- **Exercise aim**: In the listing below, locate the lines bearing the word "труда". Copy every one of them.

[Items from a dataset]

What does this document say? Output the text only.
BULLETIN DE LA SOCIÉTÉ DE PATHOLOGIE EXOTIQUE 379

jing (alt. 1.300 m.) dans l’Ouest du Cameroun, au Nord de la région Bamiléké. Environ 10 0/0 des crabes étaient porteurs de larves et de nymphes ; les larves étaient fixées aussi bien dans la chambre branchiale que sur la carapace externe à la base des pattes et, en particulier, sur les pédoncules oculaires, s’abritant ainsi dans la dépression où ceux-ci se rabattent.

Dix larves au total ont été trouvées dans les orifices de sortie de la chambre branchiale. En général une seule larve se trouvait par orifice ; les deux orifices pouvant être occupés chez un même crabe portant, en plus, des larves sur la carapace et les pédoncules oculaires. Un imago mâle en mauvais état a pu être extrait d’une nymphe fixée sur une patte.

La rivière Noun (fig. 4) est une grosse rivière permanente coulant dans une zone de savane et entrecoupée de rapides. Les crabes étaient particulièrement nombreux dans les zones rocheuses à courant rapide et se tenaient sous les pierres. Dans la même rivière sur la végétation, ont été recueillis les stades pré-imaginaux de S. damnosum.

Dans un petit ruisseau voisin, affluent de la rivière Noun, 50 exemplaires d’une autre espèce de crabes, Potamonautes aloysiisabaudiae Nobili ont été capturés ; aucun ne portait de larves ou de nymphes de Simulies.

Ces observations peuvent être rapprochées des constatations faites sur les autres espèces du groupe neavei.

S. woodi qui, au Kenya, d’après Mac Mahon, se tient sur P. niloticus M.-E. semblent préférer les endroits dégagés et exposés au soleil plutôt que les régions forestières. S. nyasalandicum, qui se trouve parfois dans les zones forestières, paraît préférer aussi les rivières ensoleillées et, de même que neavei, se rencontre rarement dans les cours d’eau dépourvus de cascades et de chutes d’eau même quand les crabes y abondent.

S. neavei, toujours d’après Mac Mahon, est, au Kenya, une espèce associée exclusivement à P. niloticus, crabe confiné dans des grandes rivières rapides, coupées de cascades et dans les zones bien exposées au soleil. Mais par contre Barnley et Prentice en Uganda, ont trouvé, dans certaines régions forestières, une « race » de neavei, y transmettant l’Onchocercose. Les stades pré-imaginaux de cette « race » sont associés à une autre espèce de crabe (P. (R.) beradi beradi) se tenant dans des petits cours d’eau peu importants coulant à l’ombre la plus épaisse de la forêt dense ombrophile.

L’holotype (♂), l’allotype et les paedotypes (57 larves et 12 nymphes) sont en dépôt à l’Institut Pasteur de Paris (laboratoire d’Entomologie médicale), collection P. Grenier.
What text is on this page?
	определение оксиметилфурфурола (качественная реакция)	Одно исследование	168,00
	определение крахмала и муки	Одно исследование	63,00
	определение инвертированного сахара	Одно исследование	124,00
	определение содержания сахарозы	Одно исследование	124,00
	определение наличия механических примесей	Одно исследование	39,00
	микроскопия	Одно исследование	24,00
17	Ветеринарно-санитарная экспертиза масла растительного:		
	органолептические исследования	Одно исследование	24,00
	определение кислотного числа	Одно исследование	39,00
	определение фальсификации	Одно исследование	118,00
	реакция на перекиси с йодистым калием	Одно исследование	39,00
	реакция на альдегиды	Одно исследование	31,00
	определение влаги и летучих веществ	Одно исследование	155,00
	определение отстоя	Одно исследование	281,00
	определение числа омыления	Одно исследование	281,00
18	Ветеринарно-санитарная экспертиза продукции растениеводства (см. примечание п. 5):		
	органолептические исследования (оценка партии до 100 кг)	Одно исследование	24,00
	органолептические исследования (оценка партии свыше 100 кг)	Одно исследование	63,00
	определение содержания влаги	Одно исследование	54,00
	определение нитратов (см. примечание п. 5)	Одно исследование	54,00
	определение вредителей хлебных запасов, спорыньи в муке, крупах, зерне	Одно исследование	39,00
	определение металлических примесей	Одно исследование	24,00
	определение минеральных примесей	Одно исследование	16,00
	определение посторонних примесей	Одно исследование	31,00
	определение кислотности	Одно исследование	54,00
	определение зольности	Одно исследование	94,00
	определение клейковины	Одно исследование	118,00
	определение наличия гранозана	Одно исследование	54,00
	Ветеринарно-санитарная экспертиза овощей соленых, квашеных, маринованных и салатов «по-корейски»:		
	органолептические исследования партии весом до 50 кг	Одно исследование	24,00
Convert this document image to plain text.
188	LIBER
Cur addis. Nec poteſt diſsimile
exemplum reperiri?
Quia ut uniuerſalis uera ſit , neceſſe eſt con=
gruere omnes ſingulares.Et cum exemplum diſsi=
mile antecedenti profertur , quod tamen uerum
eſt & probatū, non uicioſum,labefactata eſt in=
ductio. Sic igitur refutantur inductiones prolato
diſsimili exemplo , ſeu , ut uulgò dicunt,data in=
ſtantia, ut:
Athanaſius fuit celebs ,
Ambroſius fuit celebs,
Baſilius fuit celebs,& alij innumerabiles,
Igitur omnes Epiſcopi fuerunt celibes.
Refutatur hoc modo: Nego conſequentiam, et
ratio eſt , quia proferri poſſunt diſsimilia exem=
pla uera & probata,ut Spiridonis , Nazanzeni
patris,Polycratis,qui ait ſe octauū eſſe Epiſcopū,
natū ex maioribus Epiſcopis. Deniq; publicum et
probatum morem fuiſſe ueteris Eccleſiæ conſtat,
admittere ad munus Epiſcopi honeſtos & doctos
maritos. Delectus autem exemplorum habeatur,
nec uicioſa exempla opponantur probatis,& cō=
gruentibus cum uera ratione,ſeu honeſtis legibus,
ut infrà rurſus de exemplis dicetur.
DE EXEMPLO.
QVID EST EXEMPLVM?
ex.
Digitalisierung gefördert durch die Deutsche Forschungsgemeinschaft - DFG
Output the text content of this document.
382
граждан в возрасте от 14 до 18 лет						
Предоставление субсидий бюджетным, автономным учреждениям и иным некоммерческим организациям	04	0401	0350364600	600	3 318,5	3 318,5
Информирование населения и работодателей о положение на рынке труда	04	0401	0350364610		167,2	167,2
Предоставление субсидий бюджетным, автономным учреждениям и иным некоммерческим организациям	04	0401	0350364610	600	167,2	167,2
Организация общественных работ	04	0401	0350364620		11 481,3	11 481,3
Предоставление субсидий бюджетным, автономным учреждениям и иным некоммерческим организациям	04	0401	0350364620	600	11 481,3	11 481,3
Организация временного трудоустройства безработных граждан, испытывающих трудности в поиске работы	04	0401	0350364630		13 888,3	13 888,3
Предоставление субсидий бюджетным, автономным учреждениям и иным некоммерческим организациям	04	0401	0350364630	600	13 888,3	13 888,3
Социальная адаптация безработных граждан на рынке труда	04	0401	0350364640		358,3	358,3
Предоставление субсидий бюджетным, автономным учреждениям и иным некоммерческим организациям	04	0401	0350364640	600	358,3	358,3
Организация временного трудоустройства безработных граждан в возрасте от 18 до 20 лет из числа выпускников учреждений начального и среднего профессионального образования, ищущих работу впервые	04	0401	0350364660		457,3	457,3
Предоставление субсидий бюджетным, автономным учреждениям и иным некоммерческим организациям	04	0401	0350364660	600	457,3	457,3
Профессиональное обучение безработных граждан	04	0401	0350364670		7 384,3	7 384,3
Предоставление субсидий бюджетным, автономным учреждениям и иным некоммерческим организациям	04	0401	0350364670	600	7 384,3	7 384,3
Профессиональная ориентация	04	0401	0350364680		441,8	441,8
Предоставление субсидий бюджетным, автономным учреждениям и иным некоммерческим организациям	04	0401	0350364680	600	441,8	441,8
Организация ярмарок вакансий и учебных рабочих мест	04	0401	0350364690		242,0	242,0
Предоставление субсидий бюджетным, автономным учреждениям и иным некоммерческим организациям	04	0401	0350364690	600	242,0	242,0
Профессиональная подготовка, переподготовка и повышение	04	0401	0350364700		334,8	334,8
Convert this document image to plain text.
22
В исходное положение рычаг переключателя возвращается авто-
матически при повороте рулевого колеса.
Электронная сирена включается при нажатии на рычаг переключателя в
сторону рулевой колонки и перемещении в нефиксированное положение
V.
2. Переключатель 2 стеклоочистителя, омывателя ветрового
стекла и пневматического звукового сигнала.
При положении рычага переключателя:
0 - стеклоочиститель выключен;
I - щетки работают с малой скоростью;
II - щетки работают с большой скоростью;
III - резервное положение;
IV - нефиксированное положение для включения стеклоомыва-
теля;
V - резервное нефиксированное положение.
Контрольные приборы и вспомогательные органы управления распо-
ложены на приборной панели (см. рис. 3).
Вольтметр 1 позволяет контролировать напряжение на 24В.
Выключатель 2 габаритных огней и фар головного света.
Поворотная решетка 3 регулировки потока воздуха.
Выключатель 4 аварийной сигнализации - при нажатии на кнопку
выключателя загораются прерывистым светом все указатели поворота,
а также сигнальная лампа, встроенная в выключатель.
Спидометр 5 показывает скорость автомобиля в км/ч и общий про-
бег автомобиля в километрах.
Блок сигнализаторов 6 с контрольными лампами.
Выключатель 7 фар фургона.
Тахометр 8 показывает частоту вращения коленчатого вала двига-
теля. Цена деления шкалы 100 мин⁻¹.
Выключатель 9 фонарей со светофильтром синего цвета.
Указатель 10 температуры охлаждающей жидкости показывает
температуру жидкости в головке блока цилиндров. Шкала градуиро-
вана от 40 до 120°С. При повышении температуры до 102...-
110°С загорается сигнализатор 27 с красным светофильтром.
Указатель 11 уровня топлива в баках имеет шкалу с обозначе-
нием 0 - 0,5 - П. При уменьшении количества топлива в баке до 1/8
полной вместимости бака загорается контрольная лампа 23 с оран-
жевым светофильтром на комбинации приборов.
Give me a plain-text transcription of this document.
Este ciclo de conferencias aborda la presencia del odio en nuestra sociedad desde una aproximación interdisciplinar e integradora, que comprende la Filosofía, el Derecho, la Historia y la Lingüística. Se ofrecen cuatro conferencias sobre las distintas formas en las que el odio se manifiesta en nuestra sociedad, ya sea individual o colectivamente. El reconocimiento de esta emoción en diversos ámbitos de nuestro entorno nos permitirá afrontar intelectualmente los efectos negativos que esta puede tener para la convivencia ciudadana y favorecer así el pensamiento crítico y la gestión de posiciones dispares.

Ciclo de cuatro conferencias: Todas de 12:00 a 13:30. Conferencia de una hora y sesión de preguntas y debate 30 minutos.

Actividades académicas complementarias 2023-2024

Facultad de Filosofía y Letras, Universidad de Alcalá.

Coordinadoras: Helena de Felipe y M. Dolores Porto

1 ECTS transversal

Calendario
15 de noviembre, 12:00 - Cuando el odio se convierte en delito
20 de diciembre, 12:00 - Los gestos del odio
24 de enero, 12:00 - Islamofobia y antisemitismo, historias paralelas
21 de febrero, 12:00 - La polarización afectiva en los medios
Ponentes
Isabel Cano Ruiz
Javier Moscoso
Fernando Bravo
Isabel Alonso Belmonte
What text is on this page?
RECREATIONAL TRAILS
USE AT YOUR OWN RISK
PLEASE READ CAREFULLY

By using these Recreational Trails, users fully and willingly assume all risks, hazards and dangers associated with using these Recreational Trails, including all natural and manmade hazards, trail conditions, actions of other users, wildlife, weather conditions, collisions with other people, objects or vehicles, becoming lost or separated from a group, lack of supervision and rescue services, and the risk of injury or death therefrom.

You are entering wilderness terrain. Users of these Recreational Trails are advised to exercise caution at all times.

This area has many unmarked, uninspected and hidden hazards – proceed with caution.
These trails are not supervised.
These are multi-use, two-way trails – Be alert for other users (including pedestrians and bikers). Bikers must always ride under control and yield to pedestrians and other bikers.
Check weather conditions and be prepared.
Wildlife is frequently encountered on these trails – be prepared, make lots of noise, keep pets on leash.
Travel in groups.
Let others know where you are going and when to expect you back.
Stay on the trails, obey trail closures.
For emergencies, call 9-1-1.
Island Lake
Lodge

- **Expected answer**:
Информирование населения и работодателей о положение на рынке труда	04	0401	0350364610		167,2	167,2
Социальная адаптация безработных граждан на рынке труда	04	0401	0350364640		358,3	358,3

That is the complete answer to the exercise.